#### EXERCISE DESCRIPTION
Retype all of the data exactly as given.
--*--
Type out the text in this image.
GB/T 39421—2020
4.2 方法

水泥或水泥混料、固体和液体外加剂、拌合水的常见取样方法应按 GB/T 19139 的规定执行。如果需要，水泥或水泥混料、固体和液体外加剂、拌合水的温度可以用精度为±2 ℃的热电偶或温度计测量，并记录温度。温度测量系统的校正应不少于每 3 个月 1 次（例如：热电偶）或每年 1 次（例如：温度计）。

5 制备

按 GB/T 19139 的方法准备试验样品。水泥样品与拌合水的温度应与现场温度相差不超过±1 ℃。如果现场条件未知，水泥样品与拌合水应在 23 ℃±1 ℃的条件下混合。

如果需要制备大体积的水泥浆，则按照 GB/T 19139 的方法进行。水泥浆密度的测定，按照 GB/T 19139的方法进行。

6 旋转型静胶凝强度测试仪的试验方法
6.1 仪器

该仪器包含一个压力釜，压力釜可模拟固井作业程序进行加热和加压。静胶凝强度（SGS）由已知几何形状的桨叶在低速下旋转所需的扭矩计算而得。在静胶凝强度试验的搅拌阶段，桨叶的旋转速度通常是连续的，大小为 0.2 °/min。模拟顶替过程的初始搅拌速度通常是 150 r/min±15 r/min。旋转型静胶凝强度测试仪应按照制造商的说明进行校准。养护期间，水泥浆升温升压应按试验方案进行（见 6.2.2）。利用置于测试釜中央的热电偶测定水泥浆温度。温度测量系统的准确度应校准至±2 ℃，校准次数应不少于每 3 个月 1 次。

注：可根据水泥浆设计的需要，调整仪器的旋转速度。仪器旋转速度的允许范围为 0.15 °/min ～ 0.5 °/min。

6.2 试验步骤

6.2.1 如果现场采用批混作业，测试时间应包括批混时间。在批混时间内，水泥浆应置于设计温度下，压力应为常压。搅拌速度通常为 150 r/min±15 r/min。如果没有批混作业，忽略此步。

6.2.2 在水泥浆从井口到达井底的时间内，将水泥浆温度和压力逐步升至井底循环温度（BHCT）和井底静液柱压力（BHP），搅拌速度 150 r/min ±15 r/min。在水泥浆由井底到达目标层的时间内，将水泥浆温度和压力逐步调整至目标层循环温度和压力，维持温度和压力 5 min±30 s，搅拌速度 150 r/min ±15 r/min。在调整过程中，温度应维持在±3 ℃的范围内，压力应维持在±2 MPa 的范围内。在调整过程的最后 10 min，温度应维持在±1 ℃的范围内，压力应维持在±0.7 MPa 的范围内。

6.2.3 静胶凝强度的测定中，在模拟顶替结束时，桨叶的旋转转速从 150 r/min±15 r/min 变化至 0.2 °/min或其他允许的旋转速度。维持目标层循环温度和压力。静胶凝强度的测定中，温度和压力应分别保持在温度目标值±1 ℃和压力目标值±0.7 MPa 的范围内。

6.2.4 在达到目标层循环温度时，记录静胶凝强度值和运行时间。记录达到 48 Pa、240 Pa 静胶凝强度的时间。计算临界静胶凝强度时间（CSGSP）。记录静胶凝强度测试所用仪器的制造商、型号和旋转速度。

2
--*--
#### RESULT OF THE TASK
Type out the text in this image.
GB/T 39421—2020
4.2 方法

水泥或水泥混料、固体和液体外加剂、拌合水的常见取样方法应按 GB/T 19139 的规定执行。如果需要，水泥或水泥混料、固体和液体外加剂、拌合水的温度可以用精度为±2 ℃的热电偶或温度计测量，并记录温度。温度测量系统的校正应不少于每 3 个月 1 次（例如：热电偶）或每年 1 次（例如：温度计）。

5 制备

按 GB/T 19139 的方法准备试验样品。水泥样品与拌合水的温度应与现场温度相差不超过±1 ℃。如果现场条件未知，水泥样品与拌合水应在 23 ℃±1 ℃的条件下混合。

如果需要制备大体积的水泥浆，则按照 GB/T 19139 的方法进行。水泥浆密度的测定，按照 GB/T 19139的方法进行。

6 旋转型静胶凝强度测试仪的试验方法
6.1 仪器

该仪器包含一个压力釜，压力釜可模拟固井作业程序进行加热和加压。静胶凝强度（SGS）由已知几何形状的桨叶在低速下旋转所需的扭矩计算而得。在静胶凝强度试验的搅拌阶段，桨叶的旋转速度通常是连续的，大小为 0.2 °/min。模拟顶替过程的初始搅拌速度通常是 150 r/min±15 r/min。旋转型静胶凝强度测试仪应按照制造商的说明进行校准。养护期间，水泥浆升温升压应按试验方案进行（见 6.2.2）。利用置于测试釜中央的热电偶测定水泥浆温度。温度测量系统的准确度应校准至±2 ℃，校准次数应不少于每 3 个月 1 次。

注：可根据水泥浆设计的需要，调整仪器的旋转速度。仪器旋转速度的允许范围为 0.15 °/min ～ 0.5 °/min。

6.2 试验步骤

6.2.1 如果现场采用批混作业，测试时间应包括批混时间。在批混时间内，水泥浆应置于设计温度下，压力应为常压。搅拌速度通常为 150 r/min±15 r/min。如果没有批混作业，忽略此步。

6.2.2 在水泥浆从井口到达井底的时间内，将水泥浆温度和压力逐步升至井底循环温度（BHCT）和井底静液柱压力（BHP），搅拌速度 150 r/min ±15 r/min。在水泥浆由井底到达目标层的时间内，将水泥浆温度和压力逐步调整至目标层循环温度和压力，维持温度和压力 5 min±30 s，搅拌速度 150 r/min ±15 r/min。在调整过程中，温度应维持在±3 ℃的范围内，压力应维持在±2 MPa 的范围内。在调整过程的最后 10 min，温度应维持在±1 ℃的范围内，压力应维持在±0.7 MPa 的范围内。

6.2.3 静胶凝强度的测定中，在模拟顶替结束时，桨叶的旋转转速从 150 r/min±15 r/min 变化至 0.2 °/min或其他允许的旋转速度。维持目标层循环温度和压力。静胶凝强度的测定中，温度和压力应分别保持在温度目标值±1 ℃和压力目标值±0.7 MPa 的范围内。

6.2.4 在达到目标层循环温度时，记录静胶凝强度值和运行时间。记录达到 48 Pa、240 Pa 静胶凝强度的时间。计算临界静胶凝强度时间（CSGSP）。记录静胶凝强度测试所用仪器的制造商、型号和旋转速度。

2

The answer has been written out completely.